## YOUR GOAL
Among the entries, which lines carry the string "在IT基础设施层"? Copy each of them.

## DATA FOR THE TASK

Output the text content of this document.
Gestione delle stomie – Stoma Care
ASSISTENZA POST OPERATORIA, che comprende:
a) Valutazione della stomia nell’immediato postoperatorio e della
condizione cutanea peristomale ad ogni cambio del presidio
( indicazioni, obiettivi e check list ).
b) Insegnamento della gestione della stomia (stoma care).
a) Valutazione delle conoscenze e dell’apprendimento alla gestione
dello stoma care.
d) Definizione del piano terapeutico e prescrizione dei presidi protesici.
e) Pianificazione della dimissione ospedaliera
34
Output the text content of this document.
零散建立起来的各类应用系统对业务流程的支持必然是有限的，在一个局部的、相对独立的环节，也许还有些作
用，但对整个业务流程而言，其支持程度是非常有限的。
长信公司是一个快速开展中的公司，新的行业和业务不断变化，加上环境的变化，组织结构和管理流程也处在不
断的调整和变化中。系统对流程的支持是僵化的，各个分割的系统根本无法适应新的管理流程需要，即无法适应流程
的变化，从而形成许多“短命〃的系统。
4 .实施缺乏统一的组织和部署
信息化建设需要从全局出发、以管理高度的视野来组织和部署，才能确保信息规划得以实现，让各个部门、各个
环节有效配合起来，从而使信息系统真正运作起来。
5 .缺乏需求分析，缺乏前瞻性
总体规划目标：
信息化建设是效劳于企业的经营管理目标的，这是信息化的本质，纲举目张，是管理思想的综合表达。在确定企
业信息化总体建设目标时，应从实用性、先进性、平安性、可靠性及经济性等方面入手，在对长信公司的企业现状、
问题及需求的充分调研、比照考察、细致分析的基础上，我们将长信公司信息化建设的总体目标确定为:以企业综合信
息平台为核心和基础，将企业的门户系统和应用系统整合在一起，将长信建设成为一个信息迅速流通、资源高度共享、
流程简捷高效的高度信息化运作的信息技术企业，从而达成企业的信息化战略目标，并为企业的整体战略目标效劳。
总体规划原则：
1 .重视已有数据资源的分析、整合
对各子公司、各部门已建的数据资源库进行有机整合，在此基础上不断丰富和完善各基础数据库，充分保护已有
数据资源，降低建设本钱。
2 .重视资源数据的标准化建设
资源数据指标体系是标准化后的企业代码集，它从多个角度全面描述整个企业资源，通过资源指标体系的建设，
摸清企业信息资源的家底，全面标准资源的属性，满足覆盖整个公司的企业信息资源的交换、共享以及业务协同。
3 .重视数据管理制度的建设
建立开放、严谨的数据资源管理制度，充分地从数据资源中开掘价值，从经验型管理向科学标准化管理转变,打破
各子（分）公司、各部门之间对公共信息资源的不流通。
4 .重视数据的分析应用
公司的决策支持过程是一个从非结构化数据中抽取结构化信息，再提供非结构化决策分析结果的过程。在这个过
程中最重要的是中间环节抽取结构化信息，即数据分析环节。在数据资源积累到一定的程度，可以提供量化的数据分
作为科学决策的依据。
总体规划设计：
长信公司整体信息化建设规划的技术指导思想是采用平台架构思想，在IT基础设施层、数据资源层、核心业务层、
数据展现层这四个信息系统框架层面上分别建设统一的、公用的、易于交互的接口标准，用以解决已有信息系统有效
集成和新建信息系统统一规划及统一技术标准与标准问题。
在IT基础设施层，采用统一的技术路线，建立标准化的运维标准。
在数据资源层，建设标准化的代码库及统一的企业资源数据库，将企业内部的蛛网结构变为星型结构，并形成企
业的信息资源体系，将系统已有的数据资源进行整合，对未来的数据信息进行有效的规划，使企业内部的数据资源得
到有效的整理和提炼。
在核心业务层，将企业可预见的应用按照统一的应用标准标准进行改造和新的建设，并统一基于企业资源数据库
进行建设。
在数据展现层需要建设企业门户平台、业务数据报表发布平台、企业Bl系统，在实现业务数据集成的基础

## RESULT OF THIS TASK
长信公司整体信息化建设规划的技术指导思想是采用平台架构思想，在IT基础设施层、数据资源层、核心业务层、
在IT基础设施层，采用统一的技术路线，建立标准化的运维标准。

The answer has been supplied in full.